*AIM OF THE TASK*
Read the listing and extract each line that includes the word "your".

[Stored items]
-*-*-
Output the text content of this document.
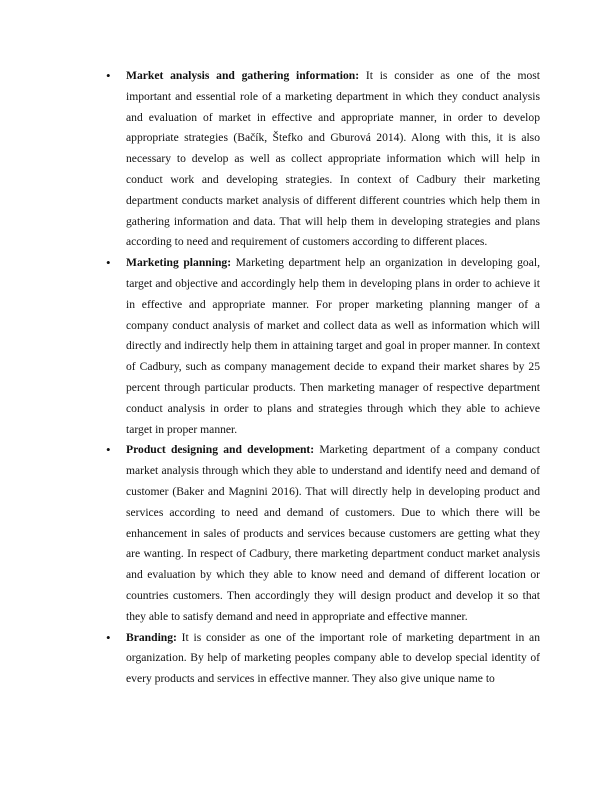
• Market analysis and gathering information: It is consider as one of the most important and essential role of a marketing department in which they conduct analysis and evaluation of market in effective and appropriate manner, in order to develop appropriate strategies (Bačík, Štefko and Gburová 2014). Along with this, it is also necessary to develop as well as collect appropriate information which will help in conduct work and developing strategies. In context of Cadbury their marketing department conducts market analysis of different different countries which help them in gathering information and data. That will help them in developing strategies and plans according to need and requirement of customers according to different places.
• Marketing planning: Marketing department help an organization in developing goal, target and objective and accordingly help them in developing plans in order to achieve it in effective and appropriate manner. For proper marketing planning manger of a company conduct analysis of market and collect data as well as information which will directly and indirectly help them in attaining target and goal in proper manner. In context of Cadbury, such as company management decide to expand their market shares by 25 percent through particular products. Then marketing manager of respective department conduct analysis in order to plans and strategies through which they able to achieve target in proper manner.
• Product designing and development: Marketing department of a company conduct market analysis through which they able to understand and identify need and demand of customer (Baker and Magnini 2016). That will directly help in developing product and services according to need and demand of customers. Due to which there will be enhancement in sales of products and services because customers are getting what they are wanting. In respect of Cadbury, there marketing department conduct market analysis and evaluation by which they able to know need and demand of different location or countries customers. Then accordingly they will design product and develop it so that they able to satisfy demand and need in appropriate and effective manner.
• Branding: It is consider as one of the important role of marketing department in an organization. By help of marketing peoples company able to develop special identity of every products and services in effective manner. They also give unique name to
-*-*-
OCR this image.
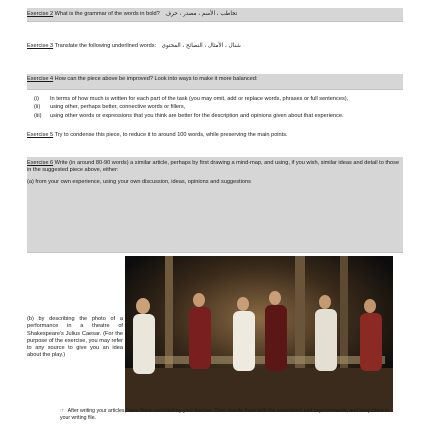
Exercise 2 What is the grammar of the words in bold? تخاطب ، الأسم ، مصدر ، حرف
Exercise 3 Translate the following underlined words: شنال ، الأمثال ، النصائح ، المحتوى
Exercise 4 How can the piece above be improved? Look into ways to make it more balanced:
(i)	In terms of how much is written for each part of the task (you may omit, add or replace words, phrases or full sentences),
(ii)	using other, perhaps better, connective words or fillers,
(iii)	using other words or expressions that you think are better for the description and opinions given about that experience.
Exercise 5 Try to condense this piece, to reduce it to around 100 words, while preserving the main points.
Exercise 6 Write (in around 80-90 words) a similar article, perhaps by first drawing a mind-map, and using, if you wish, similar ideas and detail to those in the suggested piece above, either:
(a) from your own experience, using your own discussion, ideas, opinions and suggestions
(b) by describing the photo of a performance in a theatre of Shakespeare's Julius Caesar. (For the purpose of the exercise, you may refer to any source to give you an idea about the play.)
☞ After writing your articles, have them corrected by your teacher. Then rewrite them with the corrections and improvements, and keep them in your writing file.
-*-*-
*WRITTEN ANSWER*
(a) from your own experience, using your own discussion, ideas, opinions and suggestions
☞ After writing your articles, have them corrected by your teacher. Then rewrite them with the corrections and improvements, and keep them in your writing file.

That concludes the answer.